Collected data
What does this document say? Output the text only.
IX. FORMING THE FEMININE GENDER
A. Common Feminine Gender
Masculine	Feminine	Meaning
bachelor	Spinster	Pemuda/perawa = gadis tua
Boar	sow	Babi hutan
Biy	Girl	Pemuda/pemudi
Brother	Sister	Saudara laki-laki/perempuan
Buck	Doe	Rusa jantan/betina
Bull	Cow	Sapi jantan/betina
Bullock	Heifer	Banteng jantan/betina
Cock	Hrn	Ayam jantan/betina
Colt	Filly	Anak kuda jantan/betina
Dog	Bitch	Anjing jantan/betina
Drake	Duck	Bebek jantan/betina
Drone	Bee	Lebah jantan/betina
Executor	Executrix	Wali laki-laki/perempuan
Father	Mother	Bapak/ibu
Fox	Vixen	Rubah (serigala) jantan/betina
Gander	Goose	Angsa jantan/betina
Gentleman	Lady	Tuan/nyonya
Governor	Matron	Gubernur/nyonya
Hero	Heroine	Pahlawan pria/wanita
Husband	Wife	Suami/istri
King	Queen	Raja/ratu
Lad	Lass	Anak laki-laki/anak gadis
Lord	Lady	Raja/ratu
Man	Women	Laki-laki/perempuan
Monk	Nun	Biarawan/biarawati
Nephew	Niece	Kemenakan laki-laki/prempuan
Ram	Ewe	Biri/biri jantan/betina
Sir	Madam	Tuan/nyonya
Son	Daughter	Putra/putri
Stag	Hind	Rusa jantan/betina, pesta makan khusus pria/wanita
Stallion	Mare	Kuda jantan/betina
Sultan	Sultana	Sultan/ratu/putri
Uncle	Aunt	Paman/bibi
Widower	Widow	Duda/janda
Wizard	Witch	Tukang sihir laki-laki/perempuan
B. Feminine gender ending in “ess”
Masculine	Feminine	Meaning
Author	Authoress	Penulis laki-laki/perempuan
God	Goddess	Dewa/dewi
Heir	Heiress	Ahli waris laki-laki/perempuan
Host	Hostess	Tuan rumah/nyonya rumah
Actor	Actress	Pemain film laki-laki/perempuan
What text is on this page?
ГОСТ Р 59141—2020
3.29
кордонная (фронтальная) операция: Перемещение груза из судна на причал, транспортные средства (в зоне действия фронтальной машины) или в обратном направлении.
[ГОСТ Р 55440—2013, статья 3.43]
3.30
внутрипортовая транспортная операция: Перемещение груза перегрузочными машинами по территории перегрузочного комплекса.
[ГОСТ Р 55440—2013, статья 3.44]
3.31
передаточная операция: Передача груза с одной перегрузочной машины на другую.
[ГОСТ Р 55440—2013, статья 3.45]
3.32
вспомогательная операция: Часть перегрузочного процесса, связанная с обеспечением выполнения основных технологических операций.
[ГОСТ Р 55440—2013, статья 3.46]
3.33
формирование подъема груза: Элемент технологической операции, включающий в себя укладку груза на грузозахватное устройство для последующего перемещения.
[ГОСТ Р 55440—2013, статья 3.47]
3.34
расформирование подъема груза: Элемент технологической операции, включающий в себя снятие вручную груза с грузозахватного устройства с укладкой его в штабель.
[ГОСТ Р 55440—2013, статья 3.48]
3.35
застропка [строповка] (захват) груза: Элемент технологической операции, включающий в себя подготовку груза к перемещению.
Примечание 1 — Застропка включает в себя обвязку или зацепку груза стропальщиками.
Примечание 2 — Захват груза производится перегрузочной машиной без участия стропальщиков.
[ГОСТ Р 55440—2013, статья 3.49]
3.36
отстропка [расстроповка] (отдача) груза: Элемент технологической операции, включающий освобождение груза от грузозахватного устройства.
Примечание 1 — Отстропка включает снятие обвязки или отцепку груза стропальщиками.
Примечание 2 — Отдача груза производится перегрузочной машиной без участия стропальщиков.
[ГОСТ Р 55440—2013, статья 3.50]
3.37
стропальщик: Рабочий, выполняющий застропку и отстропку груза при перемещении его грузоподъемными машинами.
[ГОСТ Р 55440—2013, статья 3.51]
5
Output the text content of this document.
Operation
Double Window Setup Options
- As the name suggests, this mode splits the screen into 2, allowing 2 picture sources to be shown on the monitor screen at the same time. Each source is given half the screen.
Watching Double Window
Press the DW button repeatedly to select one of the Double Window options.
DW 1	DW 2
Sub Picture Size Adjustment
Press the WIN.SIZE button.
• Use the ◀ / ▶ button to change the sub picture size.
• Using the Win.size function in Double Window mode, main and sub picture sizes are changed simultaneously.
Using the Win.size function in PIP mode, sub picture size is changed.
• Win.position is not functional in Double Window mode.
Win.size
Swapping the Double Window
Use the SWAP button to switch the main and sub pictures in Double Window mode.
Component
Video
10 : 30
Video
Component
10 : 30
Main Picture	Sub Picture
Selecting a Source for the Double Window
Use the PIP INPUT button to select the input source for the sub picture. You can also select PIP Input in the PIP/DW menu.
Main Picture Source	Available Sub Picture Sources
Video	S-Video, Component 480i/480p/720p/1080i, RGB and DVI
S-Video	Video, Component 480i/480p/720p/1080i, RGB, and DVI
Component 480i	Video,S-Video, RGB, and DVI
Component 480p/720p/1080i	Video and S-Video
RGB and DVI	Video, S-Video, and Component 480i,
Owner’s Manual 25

◆ **Given task**: Output the full listing without altering anything.

◆ **Answer below**:
What does this document say? Output the text only.
IX. FORMING THE FEMININE GENDER
A. Common Feminine Gender
Masculine	Feminine	Meaning
bachelor	Spinster	Pemuda/perawa = gadis tua
Boar	sow	Babi hutan
Biy	Girl	Pemuda/pemudi
Brother	Sister	Saudara laki-laki/perempuan
Buck	Doe	Rusa jantan/betina
Bull	Cow	Sapi jantan/betina
Bullock	Heifer	Banteng jantan/betina
Cock	Hrn	Ayam jantan/betina
Colt	Filly	Anak kuda jantan/betina
Dog	Bitch	Anjing jantan/betina
Drake	Duck	Bebek jantan/betina
Drone	Bee	Lebah jantan/betina
Executor	Executrix	Wali laki-laki/perempuan
Father	Mother	Bapak/ibu
Fox	Vixen	Rubah (serigala) jantan/betina
Gander	Goose	Angsa jantan/betina
Gentleman	Lady	Tuan/nyonya
Governor	Matron	Gubernur/nyonya
Hero	Heroine	Pahlawan pria/wanita
Husband	Wife	Suami/istri
King	Queen	Raja/ratu
Lad	Lass	Anak laki-laki/anak gadis
Lord	Lady	Raja/ratu
Man	Women	Laki-laki/perempuan
Monk	Nun	Biarawan/biarawati
Nephew	Niece	Kemenakan laki-laki/prempuan
Ram	Ewe	Biri/biri jantan/betina
Sir	Madam	Tuan/nyonya
Son	Daughter	Putra/putri
Stag	Hind	Rusa jantan/betina, pesta makan khusus pria/wanita
Stallion	Mare	Kuda jantan/betina
Sultan	Sultana	Sultan/ratu/putri
Uncle	Aunt	Paman/bibi
Widower	Widow	Duda/janda
Wizard	Witch	Tukang sihir laki-laki/perempuan
B. Feminine gender ending in “ess”
Masculine	Feminine	Meaning
Author	Authoress	Penulis laki-laki/perempuan
God	Goddess	Dewa/dewi
Heir	Heiress	Ahli waris laki-laki/perempuan
Host	Hostess	Tuan rumah/nyonya rumah
Actor	Actress	Pemain film laki-laki/perempuan
What text is on this page?
ГОСТ Р 59141—2020
3.29
кордонная (фронтальная) операция: Перемещение груза из судна на причал, транспортные средства (в зоне действия фронтальной машины) или в обратном направлении.
[ГОСТ Р 55440—2013, статья 3.43]
3.30
внутрипортовая транспортная операция: Перемещение груза перегрузочными машинами по территории перегрузочного комплекса.
[ГОСТ Р 55440—2013, статья 3.44]
3.31
передаточная операция: Передача груза с одной перегрузочной машины на другую.
[ГОСТ Р 55440—2013, статья 3.45]
3.32
вспомогательная операция: Часть перегрузочного процесса, связанная с обеспечением выполнения основных технологических операций.
[ГОСТ Р 55440—2013, статья 3.46]
3.33
формирование подъема груза: Элемент технологической операции, включающий в себя укладку груза на грузозахватное устройство для последующего перемещения.
[ГОСТ Р 55440—2013, статья 3.47]
3.34
расформирование подъема груза: Элемент технологической операции, включающий в себя снятие вручную груза с грузозахватного устройства с укладкой его в штабель.
[ГОСТ Р 55440—2013, статья 3.48]
3.35
застропка [строповка] (захват) груза: Элемент технологической операции, включающий в себя подготовку груза к перемещению.
Примечание 1 — Застропка включает в себя обвязку или зацепку груза стропальщиками.
Примечание 2 — Захват груза производится перегрузочной машиной без участия стропальщиков.
[ГОСТ Р 55440—2013, статья 3.49]
3.36
отстропка [расстроповка] (отдача) груза: Элемент технологической операции, включающий освобождение груза от грузозахватного устройства.
Примечание 1 — Отстропка включает снятие обвязки или отцепку груза стропальщиками.
Примечание 2 — Отдача груза производится перегрузочной машиной без участия стропальщиков.
[ГОСТ Р 55440—2013, статья 3.50]
3.37
стропальщик: Рабочий, выполняющий застропку и отстропку груза при перемещении его грузоподъемными машинами.
[ГОСТ Р 55440—2013, статья 3.51]
5
Output the text content of this document.
Operation
Double Window Setup Options
- As the name suggests, this mode splits the screen into 2, allowing 2 picture sources to be shown on the monitor screen at the same time. Each source is given half the screen.
Watching Double Window
Press the DW button repeatedly to select one of the Double Window options.
DW 1	DW 2
Sub Picture Size Adjustment
Press the WIN.SIZE button.
• Use the ◀ / ▶ button to change the sub picture size.
• Using the Win.size function in Double Window mode, main and sub picture sizes are changed simultaneously.
Using the Win.size function in PIP mode, sub picture size is changed.
• Win.position is not functional in Double Window mode.
Win.size
Swapping the Double Window
Use the SWAP button to switch the main and sub pictures in Double Window mode.
Component
Video
10 : 30
Video
Component
10 : 30
Main Picture	Sub Picture
Selecting a Source for the Double Window
Use the PIP INPUT button to select the input source for the sub picture. You can also select PIP Input in the PIP/DW menu.
Main Picture Source	Available Sub Picture Sources
Video	S-Video, Component 480i/480p/720p/1080i, RGB and DVI
S-Video	Video, Component 480i/480p/720p/1080i, RGB, and DVI
Component 480i	Video,S-Video, RGB, and DVI
Component 480p/720p/1080i	Video and S-Video
RGB and DVI	Video, S-Video, and Component 480i,
Owner’s Manual 25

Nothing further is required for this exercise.